Give the records back in full, exactly as they read.

[START Record list]

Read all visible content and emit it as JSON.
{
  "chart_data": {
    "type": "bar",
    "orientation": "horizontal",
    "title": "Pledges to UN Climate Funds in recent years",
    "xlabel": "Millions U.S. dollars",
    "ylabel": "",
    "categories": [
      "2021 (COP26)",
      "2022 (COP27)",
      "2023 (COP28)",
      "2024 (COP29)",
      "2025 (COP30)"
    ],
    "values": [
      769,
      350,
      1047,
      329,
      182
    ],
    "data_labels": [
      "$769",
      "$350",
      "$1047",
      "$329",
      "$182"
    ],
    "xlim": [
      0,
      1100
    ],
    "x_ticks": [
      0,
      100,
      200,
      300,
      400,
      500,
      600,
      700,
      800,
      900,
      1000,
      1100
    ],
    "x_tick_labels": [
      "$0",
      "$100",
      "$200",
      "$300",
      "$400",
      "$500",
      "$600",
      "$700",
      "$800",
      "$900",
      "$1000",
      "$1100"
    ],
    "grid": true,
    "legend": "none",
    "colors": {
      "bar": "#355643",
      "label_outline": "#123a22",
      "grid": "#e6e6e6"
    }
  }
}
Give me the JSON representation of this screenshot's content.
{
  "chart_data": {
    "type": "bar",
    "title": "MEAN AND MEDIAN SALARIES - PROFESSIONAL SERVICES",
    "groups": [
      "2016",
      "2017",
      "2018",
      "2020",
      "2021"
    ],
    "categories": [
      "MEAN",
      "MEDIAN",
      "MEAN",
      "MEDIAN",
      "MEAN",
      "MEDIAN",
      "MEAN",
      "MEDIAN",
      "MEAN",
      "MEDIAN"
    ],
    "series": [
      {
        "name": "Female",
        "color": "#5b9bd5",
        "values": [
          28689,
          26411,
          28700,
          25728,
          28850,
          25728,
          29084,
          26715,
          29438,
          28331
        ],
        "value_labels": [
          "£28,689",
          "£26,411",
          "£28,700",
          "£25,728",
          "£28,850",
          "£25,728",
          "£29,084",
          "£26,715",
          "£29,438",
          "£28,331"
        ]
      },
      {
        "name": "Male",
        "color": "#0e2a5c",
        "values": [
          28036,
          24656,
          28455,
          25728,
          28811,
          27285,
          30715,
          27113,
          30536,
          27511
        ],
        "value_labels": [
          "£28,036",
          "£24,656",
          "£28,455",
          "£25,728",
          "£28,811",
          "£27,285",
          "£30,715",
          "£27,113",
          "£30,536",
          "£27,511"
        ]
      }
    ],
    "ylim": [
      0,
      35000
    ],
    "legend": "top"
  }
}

[END Record list]

### In response
Read all visible content and emit it as JSON.
{
  "chart_data": {
    "type": "bar",
    "orientation": "horizontal",
    "title": "Pledges to UN Climate Funds in recent years",
    "xlabel": "Millions U.S. dollars",
    "ylabel": "",
    "categories": [
      "2021 (COP26)",
      "2022 (COP27)",
      "2023 (COP28)",
      "2024 (COP29)",
      "2025 (COP30)"
    ],
    "values": [
      769,
      350,
      1047,
      329,
      182
    ],
    "data_labels": [
      "$769",
      "$350",
      "$1047",
      "$329",
      "$182"
    ],
    "xlim": [
      0,
      1100
    ],
    "x_ticks": [
      0,
      100,
      200,
      300,
      400,
      500,
      600,
      700,
      800,
      900,
      1000,
      1100
    ],
    "x_tick_labels": [
      "$0",
      "$100",
      "$200",
      "$300",
      "$400",
      "$500",
      "$600",
      "$700",
      "$800",
      "$900",
      "$1000",
      "$1100"
    ],
    "grid": true,
    "legend": "none",
    "colors": {
      "bar": "#355643",
      "label_outline": "#123a22",
      "grid": "#e6e6e6"
    }
  }
}
Give me the JSON representation of this screenshot's content.
{
  "chart_data": {
    "type": "bar",
    "title": "MEAN AND MEDIAN SALARIES - PROFESSIONAL SERVICES",
    "groups": [
      "2016",
      "2017",
      "2018",
      "2020",
      "2021"
    ],
    "categories": [
      "MEAN",
      "MEDIAN",
      "MEAN",
      "MEDIAN",
      "MEAN",
      "MEDIAN",
      "MEAN",
      "MEDIAN",
      "MEAN",
      "MEDIAN"
    ],
    "series": [
      {
        "name": "Female",
        "color": "#5b9bd5",
        "values": [
          28689,
          26411,
          28700,
          25728,
          28850,
          25728,
          29084,
          26715,
          29438,
          28331
        ],
        "value_labels": [
          "£28,689",
          "£26,411",
          "£28,700",
          "£25,728",
          "£28,850",
          "£25,728",
          "£29,084",
          "£26,715",
          "£29,438",
          "£28,331"
        ]
      },
      {
        "name": "Male",
        "color": "#0e2a5c",
        "values": [
          28036,
          24656,
          28455,
          25728,
          28811,
          27285,
          30715,
          27113,
          30536,
          27511
        ],
        "value_labels": [
          "£28,036",
          "£24,656",
          "£28,455",
          "£25,728",
          "£28,811",
          "£27,285",
          "£30,715",
          "£27,113",
          "£30,536",
          "£27,511"
        ]
      }
    ],
    "ylim": [
      0,
      35000
    ],
    "legend": "top"
  }
}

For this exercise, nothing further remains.